■ MATERIAL SHOWN
|---|
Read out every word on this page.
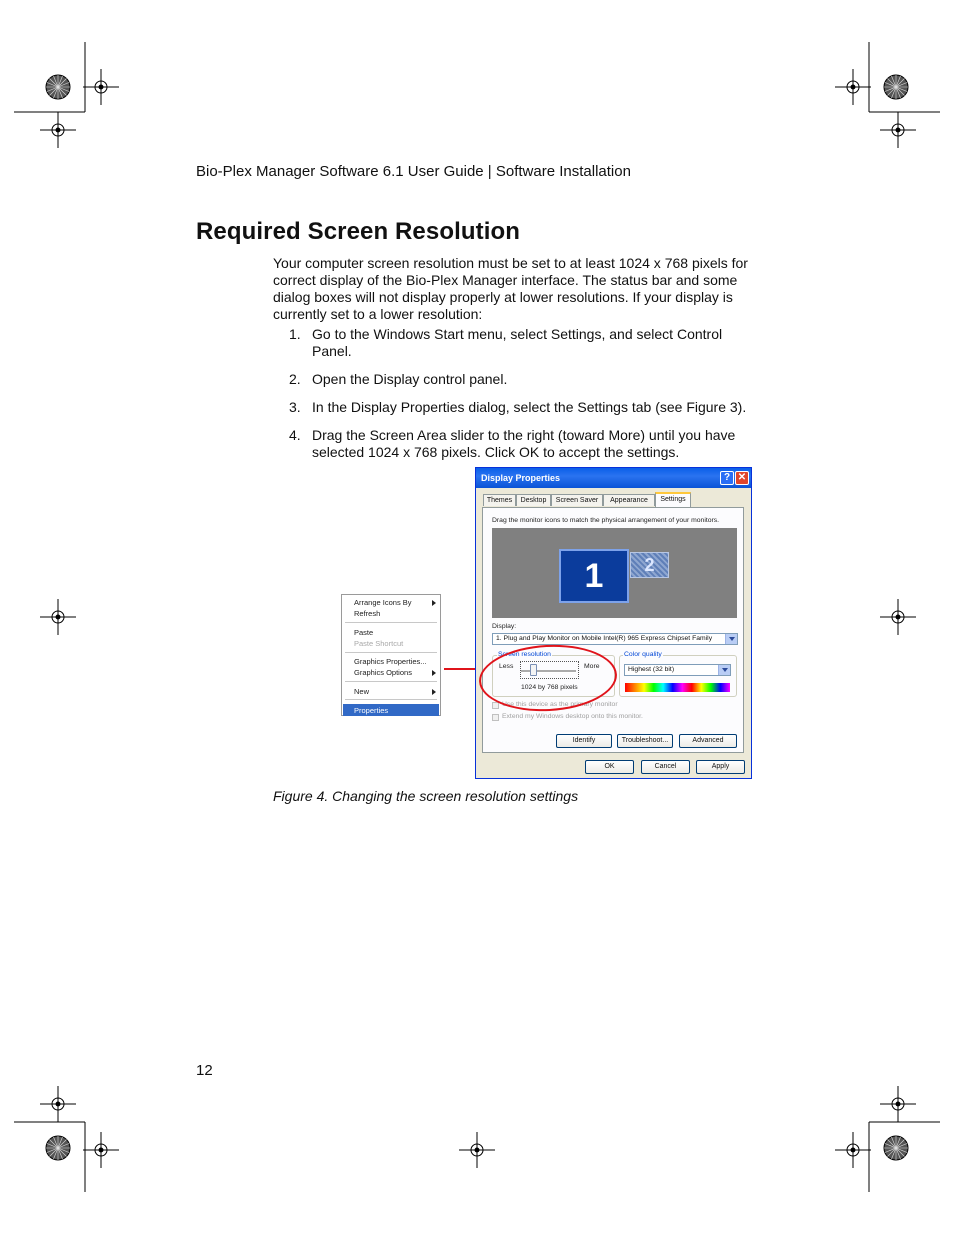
Bio-Plex Manager Software 6.1 User Guide | Software Installation
Required Screen Resolution
Your computer screen resolution must be set to at least 1024 x 768 pixels for correct display of the Bio-Plex Manager interface. The status bar and some dialog boxes will not display properly at lower resolutions. If your display is currently set to a lower resolution:
1. Go to the Windows Start menu, select Settings, and select Control Panel.
2. Open the Display control panel.
3. In the Display Properties dialog, select the Settings tab (see Figure 3).
4. Drag the Screen Area slider to the right (toward More) until you have selected 1024 x 768 pixels. Click OK to accept the settings.
Arrange Icons By
Refresh
Paste
Paste Shortcut
Graphics Properties...
Graphics Options
New
Properties
Display Properties	? ✕
Themes	Desktop	Screen Saver	Appearance	Settings
Drag the monitor icons to match the physical arrangement of your monitors.
1	2
Display:
1. Plug and Play Monitor on Mobile Intel(R) 965 Express Chipset Family
Screen resolution
Less	More
1024 by 768 pixels
Color quality
Highest (32 bit)
Use this device as the primary monitor
Extend my Windows desktop onto this monitor.
Identify	Troubleshoot...	Advanced
OK	Cancel	Apply
Figure 4. Changing the screen resolution settings
12
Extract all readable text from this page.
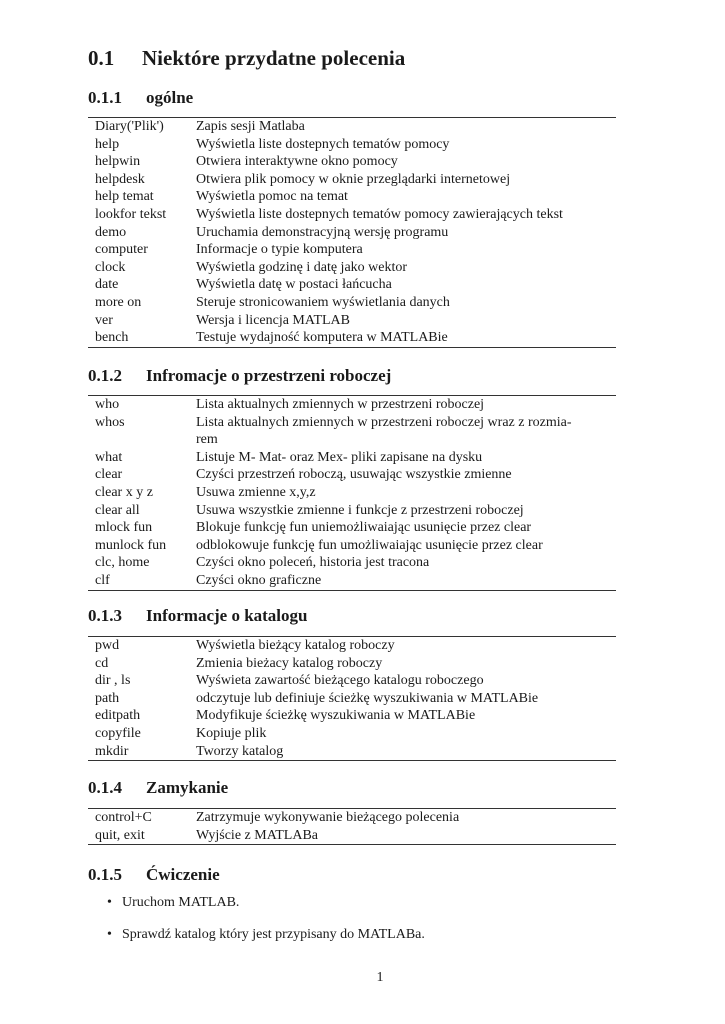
0.1 Niektóre przydatne polecenia
0.1.1 ogólne
Diary('Plik')	Zapis sesji Matlaba
help	Wyświetla liste dostepnych tematów pomocy
helpwin	Otwiera interaktywne okno pomocy
helpdesk	Otwiera plik pomocy w oknie przeglądarki internetowej
help temat	Wyświetla pomoc na temat
lookfor tekst	Wyświetla liste dostepnych tematów pomocy zawierających tekst
demo	Uruchamia demonstracyjną wersję programu
computer	Informacje o typie komputera
clock	Wyświetla godzinę i datę jako wektor
date	Wyświetla datę w postaci łańcucha
more on	Steruje stronicowaniem wyświetlania danych
ver	Wersja i licencja MATLAB
bench	Testuje wydajność komputera w MATLABie
0.1.2 Infromacje o przestrzeni roboczej
who	Lista aktualnych zmiennych w przestrzeni roboczej
whos	Lista aktualnych zmiennych w przestrzeni roboczej wraz z rozmia-
rem
what	Listuje M- Mat- oraz Mex- pliki zapisane na dysku
clear	Czyści przestrzeń roboczą, usuwając wszystkie zmienne
clear x y z	Usuwa zmienne x,y,z
clear all	Usuwa wszystkie zmienne i funkcje z przestrzeni roboczej
mlock fun	Blokuje funkcję fun uniemożliwaiając usunięcie przez clear
munlock fun	odblokowuje funkcję fun umożliwaiając usunięcie przez clear
clc, home	Czyści okno poleceń, historia jest tracona
clf	Czyści okno graficzne
0.1.3 Informacje o katalogu
pwd	Wyświetla bieżący katalog roboczy
cd	Zmienia bieżacy katalog roboczy
dir , ls	Wyświeta zawartość bieżącego katalogu roboczego
path	odczytuje lub definiuje ścieżkę wyszukiwania w MATLABie
editpath	Modyfikuje ścieżkę wyszukiwania w MATLABie
copyfile	Kopiuje plik
mkdir	Tworzy katalog
0.1.4 Zamykanie
control+C	Zatrzymuje wykonywanie bieżącego polecenia
quit, exit	Wyjście z MATLABa
0.1.5 Ćwiczenie
• Uruchom MATLAB.
• Sprawdź katalog który jest przypisany do MATLABa.
1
|---|
■ REQUIREMENTS
Leave the pictures out, and print every line of the listing exactly as written.

■ RESULT FOR THIS EXERCISE
Read out every word on this page.
Bio-Plex Manager Software 6.1 User Guide | Software Installation
Required Screen Resolution
Your computer screen resolution must be set to at least 1024 x 768 pixels for correct display of the Bio-Plex Manager interface. The status bar and some dialog boxes will not display properly at lower resolutions. If your display is currently set to a lower resolution:
1. Go to the Windows Start menu, select Settings, and select Control Panel.
2. Open the Display control panel.
3. In the Display Properties dialog, select the Settings tab (see Figure 3).
4. Drag the Screen Area slider to the right (toward More) until you have selected 1024 x 768 pixels. Click OK to accept the settings.
Arrange Icons By
Refresh
Paste
Paste Shortcut
Graphics Properties...
Graphics Options
New
Properties
Display Properties	? ✕
Themes	Desktop	Screen Saver	Appearance	Settings
Drag the monitor icons to match the physical arrangement of your monitors.
1	2
Display:
1. Plug and Play Monitor on Mobile Intel(R) 965 Express Chipset Family
Screen resolution
Less	More
1024 by 768 pixels
Color quality
Highest (32 bit)
Use this device as the primary monitor
Extend my Windows desktop onto this monitor.
Identify	Troubleshoot...	Advanced
OK	Cancel	Apply
Figure 4. Changing the screen resolution settings
12
Extract all readable text from this page.
0.1 Niektóre przydatne polecenia
0.1.1 ogólne
Diary('Plik')	Zapis sesji Matlaba
help	Wyświetla liste dostepnych tematów pomocy
helpwin	Otwiera interaktywne okno pomocy
helpdesk	Otwiera plik pomocy w oknie przeglądarki internetowej
help temat	Wyświetla pomoc na temat
lookfor tekst	Wyświetla liste dostepnych tematów pomocy zawierających tekst
demo	Uruchamia demonstracyjną wersję programu
computer	Informacje o typie komputera
clock	Wyświetla godzinę i datę jako wektor
date	Wyświetla datę w postaci łańcucha
more on	Steruje stronicowaniem wyświetlania danych
ver	Wersja i licencja MATLAB
bench	Testuje wydajność komputera w MATLABie
0.1.2 Infromacje o przestrzeni roboczej
who	Lista aktualnych zmiennych w przestrzeni roboczej
whos	Lista aktualnych zmiennych w przestrzeni roboczej wraz z rozmia-
rem
what	Listuje M- Mat- oraz Mex- pliki zapisane na dysku
clear	Czyści przestrzeń roboczą, usuwając wszystkie zmienne
clear x y z	Usuwa zmienne x,y,z
clear all	Usuwa wszystkie zmienne i funkcje z przestrzeni roboczej
mlock fun	Blokuje funkcję fun uniemożliwaiając usunięcie przez clear
munlock fun	odblokowuje funkcję fun umożliwaiając usunięcie przez clear
clc, home	Czyści okno poleceń, historia jest tracona
clf	Czyści okno graficzne
0.1.3 Informacje o katalogu
pwd	Wyświetla bieżący katalog roboczy
cd	Zmienia bieżacy katalog roboczy
dir , ls	Wyświeta zawartość bieżącego katalogu roboczego
path	odczytuje lub definiuje ścieżkę wyszukiwania w MATLABie
editpath	Modyfikuje ścieżkę wyszukiwania w MATLABie
copyfile	Kopiuje plik
mkdir	Tworzy katalog
0.1.4 Zamykanie
control+C	Zatrzymuje wykonywanie bieżącego polecenia
quit, exit	Wyjście z MATLABa
0.1.5 Ćwiczenie
• Uruchom MATLAB.
• Sprawdź katalog który jest przypisany do MATLABa.
1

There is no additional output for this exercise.